Short problem - Sift the material for lines containing "Read", and return them.
>> START Data rows
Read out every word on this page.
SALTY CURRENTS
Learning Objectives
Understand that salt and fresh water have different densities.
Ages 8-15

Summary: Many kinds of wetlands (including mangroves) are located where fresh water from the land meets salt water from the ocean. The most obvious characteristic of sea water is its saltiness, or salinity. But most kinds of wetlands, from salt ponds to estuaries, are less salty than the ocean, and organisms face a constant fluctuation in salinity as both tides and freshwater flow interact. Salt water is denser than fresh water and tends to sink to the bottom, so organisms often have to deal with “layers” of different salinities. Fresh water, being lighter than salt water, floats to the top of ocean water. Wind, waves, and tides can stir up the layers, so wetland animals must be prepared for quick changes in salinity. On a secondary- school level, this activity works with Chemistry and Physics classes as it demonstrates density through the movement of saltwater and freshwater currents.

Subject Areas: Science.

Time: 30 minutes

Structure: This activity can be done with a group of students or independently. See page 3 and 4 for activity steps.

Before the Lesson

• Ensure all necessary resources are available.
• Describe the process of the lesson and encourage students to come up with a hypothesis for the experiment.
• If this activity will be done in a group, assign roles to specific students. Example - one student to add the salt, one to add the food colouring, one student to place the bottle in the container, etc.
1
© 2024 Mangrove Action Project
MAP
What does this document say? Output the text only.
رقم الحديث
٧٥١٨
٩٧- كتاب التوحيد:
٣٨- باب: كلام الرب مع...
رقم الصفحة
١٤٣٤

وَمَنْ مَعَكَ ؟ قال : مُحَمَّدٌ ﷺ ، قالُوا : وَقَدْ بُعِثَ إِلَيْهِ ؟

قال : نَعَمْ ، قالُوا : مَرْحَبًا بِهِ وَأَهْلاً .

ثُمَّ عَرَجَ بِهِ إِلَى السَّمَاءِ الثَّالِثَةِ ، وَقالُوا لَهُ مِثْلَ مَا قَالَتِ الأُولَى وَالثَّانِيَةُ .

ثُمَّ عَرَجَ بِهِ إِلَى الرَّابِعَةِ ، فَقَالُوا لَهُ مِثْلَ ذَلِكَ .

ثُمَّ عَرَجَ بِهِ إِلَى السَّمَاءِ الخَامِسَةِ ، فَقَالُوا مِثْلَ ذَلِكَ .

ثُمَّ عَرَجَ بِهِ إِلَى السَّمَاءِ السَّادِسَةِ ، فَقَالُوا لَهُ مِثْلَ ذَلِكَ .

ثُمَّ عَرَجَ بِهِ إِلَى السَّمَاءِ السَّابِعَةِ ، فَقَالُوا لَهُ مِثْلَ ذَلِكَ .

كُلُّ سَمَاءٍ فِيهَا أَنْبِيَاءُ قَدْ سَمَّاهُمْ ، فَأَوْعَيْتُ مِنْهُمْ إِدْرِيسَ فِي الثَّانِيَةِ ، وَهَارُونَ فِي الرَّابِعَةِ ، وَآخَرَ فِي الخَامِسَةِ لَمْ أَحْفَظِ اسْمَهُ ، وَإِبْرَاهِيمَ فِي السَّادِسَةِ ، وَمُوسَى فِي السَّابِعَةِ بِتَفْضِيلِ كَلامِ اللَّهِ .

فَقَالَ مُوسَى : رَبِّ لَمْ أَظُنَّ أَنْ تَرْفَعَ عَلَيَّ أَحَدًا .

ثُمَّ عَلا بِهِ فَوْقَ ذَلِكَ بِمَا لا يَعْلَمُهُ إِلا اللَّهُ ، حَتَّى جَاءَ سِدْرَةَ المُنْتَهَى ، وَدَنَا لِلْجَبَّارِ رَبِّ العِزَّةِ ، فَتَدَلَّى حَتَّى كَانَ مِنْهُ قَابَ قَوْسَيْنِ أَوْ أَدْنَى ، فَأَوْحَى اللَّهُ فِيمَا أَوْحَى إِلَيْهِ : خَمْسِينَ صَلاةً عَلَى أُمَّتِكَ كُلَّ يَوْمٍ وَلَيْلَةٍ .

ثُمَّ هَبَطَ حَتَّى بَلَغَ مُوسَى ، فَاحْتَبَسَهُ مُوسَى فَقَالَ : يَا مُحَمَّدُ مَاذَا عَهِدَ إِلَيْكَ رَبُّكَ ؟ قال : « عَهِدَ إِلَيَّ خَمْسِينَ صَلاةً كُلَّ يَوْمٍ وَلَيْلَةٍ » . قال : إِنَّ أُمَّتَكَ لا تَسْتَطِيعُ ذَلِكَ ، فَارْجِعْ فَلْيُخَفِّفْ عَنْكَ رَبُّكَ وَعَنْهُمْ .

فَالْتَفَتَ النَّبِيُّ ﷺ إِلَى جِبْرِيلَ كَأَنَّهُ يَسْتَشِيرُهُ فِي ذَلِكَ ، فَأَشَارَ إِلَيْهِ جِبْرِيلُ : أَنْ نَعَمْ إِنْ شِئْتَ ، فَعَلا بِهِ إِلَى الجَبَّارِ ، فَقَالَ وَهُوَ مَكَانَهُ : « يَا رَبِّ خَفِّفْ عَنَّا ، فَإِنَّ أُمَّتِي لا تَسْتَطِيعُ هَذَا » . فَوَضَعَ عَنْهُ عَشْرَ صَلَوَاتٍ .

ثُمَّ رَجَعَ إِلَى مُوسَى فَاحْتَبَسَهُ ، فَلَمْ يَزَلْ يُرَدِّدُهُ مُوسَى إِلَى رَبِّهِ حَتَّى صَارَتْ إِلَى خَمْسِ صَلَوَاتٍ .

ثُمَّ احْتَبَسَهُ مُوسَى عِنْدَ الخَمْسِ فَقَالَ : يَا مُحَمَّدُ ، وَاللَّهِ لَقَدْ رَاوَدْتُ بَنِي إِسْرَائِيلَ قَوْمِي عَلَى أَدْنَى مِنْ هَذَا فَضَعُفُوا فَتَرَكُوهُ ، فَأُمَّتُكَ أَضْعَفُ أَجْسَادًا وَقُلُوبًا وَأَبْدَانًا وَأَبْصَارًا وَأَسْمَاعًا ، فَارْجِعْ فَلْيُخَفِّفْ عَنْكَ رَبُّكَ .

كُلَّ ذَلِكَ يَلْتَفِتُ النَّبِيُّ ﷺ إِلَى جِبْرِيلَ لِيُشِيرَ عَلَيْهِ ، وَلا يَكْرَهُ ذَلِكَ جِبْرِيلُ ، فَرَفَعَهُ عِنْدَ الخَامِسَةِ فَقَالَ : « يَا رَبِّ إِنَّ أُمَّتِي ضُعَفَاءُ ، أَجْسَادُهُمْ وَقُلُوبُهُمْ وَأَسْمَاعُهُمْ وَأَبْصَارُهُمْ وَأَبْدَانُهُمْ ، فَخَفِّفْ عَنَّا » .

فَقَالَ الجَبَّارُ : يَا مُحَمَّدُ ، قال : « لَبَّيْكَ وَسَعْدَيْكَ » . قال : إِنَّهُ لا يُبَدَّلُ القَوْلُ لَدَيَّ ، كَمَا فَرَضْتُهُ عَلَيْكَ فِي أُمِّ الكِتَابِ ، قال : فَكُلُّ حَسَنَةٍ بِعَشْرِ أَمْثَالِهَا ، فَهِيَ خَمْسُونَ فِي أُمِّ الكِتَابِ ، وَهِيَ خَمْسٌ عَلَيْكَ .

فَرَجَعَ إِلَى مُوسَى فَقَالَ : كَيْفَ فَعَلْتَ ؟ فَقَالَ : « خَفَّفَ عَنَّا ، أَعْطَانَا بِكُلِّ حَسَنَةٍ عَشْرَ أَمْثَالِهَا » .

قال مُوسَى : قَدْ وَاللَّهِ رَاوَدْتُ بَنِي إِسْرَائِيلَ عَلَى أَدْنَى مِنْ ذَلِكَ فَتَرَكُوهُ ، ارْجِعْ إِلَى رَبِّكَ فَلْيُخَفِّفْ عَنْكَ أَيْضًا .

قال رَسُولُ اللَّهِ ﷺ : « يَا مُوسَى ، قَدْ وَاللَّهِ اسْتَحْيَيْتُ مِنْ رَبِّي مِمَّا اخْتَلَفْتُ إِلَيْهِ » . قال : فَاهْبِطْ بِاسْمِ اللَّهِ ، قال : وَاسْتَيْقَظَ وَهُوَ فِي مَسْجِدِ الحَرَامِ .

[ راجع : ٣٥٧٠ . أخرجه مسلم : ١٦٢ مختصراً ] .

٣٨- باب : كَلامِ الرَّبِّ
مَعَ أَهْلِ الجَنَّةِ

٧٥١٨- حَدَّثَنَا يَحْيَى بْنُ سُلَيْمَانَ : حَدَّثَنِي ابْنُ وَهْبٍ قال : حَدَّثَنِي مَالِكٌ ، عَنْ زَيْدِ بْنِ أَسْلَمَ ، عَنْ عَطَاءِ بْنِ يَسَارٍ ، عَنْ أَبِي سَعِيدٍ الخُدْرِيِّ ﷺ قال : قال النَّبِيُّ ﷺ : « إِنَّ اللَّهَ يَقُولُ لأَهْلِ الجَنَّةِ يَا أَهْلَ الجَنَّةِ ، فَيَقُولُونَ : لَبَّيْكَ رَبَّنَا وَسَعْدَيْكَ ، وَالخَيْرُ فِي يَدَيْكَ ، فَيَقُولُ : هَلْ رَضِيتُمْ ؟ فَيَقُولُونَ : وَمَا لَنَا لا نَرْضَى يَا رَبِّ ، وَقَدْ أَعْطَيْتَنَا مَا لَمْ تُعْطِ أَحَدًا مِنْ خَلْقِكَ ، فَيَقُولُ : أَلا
>> END Data rows
>> START Data rows
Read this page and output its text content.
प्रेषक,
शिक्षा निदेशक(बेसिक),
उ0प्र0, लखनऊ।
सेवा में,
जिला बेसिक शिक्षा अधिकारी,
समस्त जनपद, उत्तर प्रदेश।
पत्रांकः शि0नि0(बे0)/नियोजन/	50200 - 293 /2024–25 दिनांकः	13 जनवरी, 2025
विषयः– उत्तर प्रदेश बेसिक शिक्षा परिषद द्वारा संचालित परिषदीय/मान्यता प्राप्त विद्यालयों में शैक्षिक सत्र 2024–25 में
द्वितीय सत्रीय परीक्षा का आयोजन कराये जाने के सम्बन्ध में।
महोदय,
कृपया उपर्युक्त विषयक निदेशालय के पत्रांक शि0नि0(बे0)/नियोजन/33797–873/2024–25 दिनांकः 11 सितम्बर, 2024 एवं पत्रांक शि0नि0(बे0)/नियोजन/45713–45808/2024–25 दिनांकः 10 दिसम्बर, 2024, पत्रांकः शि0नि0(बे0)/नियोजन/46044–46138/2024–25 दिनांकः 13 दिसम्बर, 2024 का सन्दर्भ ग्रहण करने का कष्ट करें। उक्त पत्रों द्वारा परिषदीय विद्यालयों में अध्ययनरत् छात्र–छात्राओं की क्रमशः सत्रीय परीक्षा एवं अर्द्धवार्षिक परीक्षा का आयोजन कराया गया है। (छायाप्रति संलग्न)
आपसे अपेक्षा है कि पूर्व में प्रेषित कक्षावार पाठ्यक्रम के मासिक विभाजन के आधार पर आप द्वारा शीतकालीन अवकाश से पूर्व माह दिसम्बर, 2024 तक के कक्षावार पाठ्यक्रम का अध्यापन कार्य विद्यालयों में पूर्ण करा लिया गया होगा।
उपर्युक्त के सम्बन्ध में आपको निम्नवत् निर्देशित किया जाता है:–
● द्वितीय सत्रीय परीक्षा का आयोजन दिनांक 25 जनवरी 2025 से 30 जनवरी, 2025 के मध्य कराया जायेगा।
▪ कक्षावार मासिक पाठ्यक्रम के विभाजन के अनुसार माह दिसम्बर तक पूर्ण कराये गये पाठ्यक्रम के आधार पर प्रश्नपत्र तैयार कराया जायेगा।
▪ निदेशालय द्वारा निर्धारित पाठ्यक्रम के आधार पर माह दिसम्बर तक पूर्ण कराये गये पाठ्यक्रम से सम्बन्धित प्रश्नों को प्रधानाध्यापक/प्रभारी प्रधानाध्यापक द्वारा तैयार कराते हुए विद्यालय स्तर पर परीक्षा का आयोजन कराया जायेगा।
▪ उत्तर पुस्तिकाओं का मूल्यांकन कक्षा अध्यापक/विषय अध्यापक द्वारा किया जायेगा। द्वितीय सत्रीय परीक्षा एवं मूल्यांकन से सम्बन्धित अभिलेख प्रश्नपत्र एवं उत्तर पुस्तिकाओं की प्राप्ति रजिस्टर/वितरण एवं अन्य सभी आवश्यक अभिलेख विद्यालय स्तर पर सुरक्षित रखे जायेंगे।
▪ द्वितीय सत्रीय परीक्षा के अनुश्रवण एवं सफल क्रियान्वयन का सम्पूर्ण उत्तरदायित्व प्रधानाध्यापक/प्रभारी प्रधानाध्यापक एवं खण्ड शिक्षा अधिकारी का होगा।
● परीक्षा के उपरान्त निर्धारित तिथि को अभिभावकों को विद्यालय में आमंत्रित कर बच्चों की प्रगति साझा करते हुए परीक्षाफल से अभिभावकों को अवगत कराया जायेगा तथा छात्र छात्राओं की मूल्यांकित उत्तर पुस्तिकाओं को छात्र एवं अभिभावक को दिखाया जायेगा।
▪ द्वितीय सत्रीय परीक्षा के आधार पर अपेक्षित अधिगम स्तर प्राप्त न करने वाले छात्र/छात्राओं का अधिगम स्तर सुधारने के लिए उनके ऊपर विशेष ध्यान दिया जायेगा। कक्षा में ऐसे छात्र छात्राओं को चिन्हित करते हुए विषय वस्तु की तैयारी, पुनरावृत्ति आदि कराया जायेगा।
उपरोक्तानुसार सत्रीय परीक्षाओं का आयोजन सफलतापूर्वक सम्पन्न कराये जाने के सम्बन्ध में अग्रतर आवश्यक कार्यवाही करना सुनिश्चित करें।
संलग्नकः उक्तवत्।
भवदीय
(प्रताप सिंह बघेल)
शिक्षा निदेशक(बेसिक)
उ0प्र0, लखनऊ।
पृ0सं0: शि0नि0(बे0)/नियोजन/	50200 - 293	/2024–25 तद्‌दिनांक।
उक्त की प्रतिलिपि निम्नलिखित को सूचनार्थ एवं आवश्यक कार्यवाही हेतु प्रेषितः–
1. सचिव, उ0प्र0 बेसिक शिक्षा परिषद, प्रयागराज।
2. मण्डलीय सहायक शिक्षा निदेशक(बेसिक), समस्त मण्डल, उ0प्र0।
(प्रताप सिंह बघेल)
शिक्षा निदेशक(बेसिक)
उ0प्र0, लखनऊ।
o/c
>> END Data rows
Task result -
Read out every word on this page.
Read this page and output its text content.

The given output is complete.